START Given records

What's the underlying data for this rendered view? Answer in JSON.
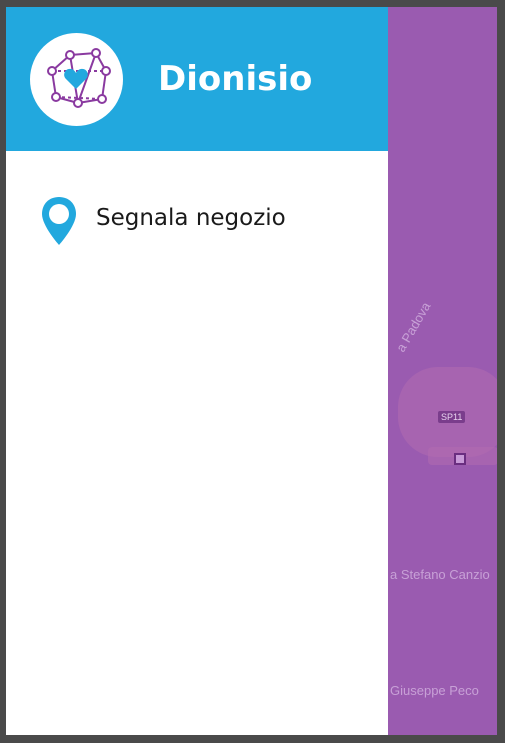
{
  "app": {
    "title": "Dionisio"
  },
  "drawer": {
    "items": [
      {
        "label": "Segnala negozio",
        "icon": "map-pin-icon"
      }
    ]
  },
  "map": {
    "labels": {
      "road_padova": "a Padova",
      "shield": "SP11",
      "street_1": "a Stefano Canzio",
      "street_2": "Giuseppe Peco"
    }
  },
  "colors": {
    "header": "#22a8de",
    "map_overlay": "#9a5bb0",
    "accent_icon": "#22a8de"
  }
}
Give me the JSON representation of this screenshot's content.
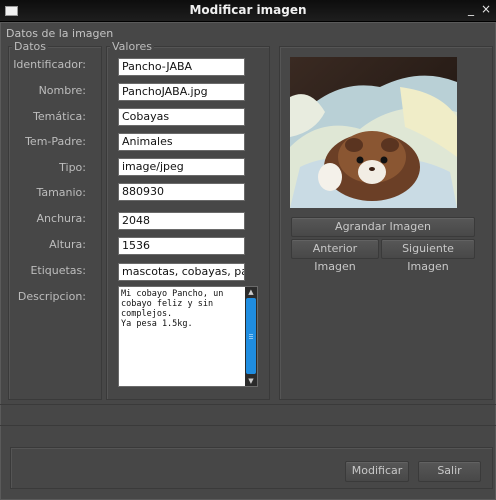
{
  "window": {
    "title": "Modificar imagen",
    "minimize_glyph": "_",
    "close_glyph": "×"
  },
  "group_title": "Datos de la imagen",
  "legends": {
    "datos": "Datos",
    "valores": "Valores"
  },
  "fields": [
    {
      "label": "Identificador:",
      "value": "Pancho-JABA"
    },
    {
      "label": "Nombre:",
      "value": "PanchoJABA.jpg"
    },
    {
      "label": "Temática:",
      "value": "Cobayas"
    },
    {
      "label": "Tem-Padre:",
      "value": "Animales"
    },
    {
      "label": "Tipo:",
      "value": "image/jpeg"
    },
    {
      "label": "Tamanio:",
      "value": "880930"
    },
    {
      "label": "Anchura:",
      "value": "2048"
    },
    {
      "label": "Altura:",
      "value": "1536"
    },
    {
      "label": "Etiquetas:",
      "value": "mascotas, cobayas, panc"
    }
  ],
  "descripcion": {
    "label": "Descripcion:",
    "value": "Mi cobayo Pancho, un cobayo feliz y sin complejos.\nYa pesa 1.5kg."
  },
  "buttons": {
    "agrandar": "Agrandar Imagen",
    "anterior": "Anterior Imagen",
    "siguiente": "Siguiente Imagen",
    "modificar": "Modificar",
    "salir": "Salir"
  }
}
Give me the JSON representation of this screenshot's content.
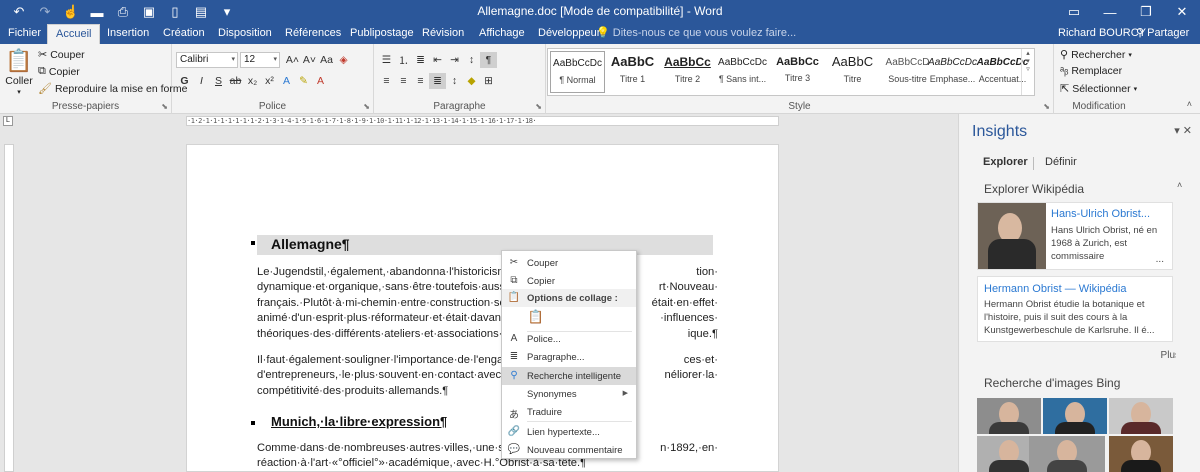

END Given records

• [Aim]
Copy every line of the data exactly as written, excluding the pictures.

• [Complete response]
What's the underlying data for this rendered view? Answer in JSON.
{
  "app": {
    "title": "Dionisio"
  },
  "drawer": {
    "items": [
      {
        "label": "Segnala negozio",
        "icon": "map-pin-icon"
      }
    ]
  },
  "map": {
    "labels": {
      "road_padova": "a Padova",
      "shield": "SP11",
      "street_1": "a Stefano Canzio",
      "street_2": "Giuseppe Peco"
    }
  },
  "colors": {
    "header": "#22a8de",
    "map_overlay": "#9a5bb0",
    "accent_icon": "#22a8de"
  }
}
Give me the JSON representation of this screenshot's content.
{
  "window": {
    "title": "Modificar imagen",
    "minimize_glyph": "_",
    "close_glyph": "×"
  },
  "group_title": "Datos de la imagen",
  "legends": {
    "datos": "Datos",
    "valores": "Valores"
  },
  "fields": [
    {
      "label": "Identificador:",
      "value": "Pancho-JABA"
    },
    {
      "label": "Nombre:",
      "value": "PanchoJABA.jpg"
    },
    {
      "label": "Temática:",
      "value": "Cobayas"
    },
    {
      "label": "Tem-Padre:",
      "value": "Animales"
    },
    {
      "label": "Tipo:",
      "value": "image/jpeg"
    },
    {
      "label": "Tamanio:",
      "value": "880930"
    },
    {
      "label": "Anchura:",
      "value": "2048"
    },
    {
      "label": "Altura:",
      "value": "1536"
    },
    {
      "label": "Etiquetas:",
      "value": "mascotas, cobayas, panc"
    }
  ],
  "descripcion": {
    "label": "Descripcion:",
    "value": "Mi cobayo Pancho, un cobayo feliz y sin complejos.\nYa pesa 1.5kg."
  },
  "buttons": {
    "agrandar": "Agrandar Imagen",
    "anterior": "Anterior Imagen",
    "siguiente": "Siguiente Imagen",
    "modificar": "Modificar",
    "salir": "Salir"
  }
}
Give me the JSON representation of this screenshot's content.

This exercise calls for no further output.